(Records from a data source)
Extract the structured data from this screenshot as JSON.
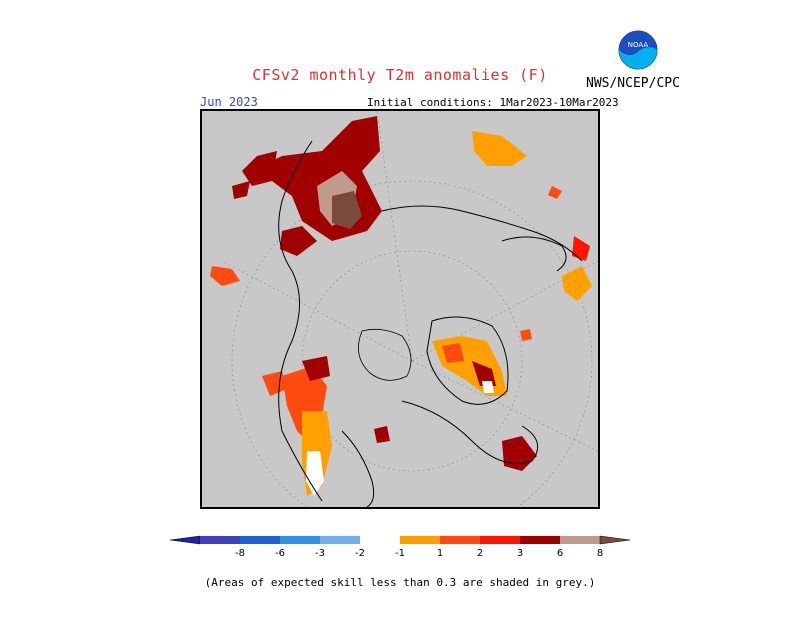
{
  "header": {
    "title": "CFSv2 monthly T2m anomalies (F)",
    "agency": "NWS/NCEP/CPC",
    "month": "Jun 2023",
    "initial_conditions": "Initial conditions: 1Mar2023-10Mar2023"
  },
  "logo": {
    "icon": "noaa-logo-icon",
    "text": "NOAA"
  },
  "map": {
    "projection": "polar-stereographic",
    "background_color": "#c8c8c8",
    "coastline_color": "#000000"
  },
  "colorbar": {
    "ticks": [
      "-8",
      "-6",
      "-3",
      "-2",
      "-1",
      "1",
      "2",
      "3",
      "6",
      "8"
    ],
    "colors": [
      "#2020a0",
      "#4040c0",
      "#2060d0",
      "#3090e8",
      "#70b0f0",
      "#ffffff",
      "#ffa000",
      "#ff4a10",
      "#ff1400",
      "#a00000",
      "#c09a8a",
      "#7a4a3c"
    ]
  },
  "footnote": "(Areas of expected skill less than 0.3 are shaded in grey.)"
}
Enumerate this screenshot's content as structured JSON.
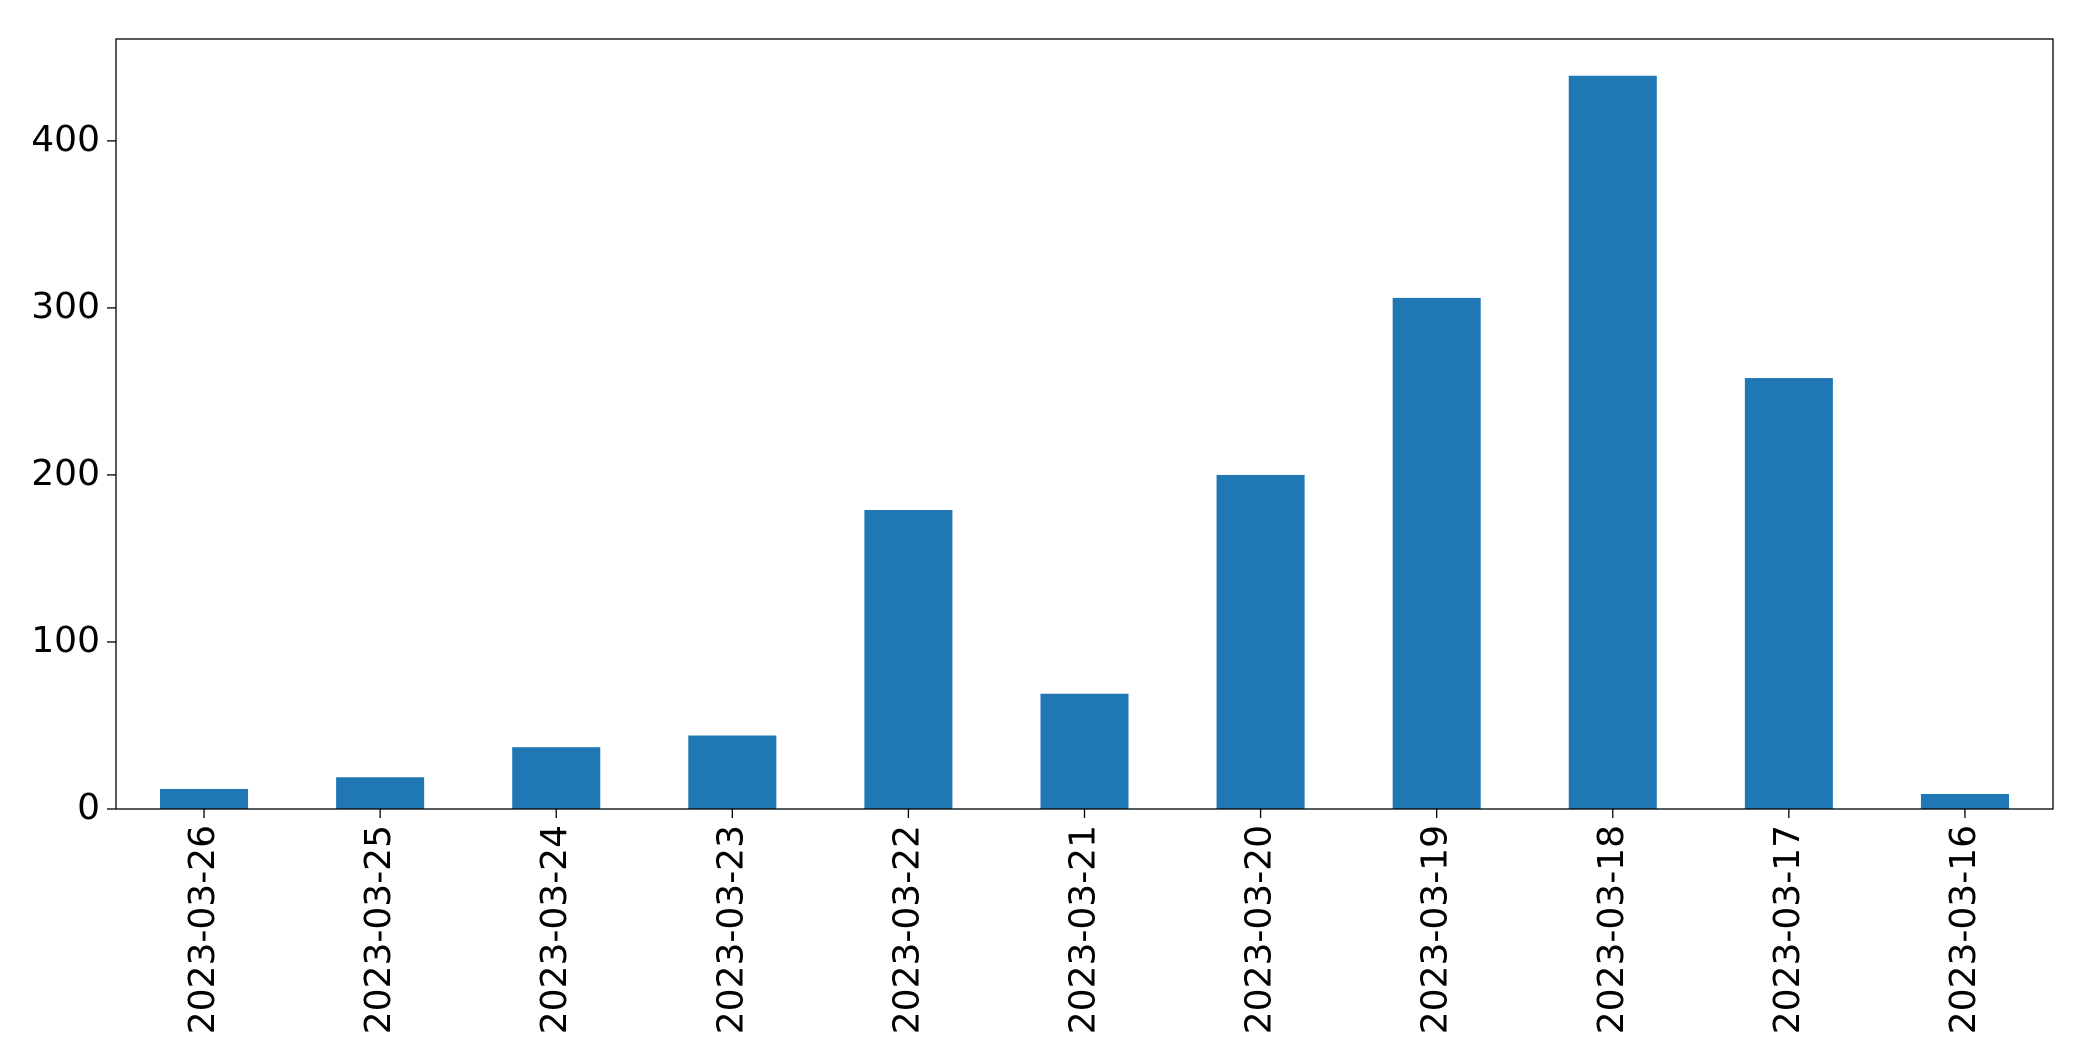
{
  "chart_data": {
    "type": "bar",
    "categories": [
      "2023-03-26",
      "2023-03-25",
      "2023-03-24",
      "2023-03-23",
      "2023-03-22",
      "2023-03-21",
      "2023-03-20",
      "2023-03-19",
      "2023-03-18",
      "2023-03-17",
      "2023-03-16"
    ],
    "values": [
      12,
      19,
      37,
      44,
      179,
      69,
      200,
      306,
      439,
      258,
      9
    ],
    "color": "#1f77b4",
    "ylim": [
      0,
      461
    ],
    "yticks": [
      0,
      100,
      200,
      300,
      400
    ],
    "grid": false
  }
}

_TASK PROMPT:_
Look for the word "JSON" and return every line where it occurs.

_TASK OUTPUT:_
Extract the structured data from this screenshot as JSON.
Enumerate this screenshot's content as structured JSON.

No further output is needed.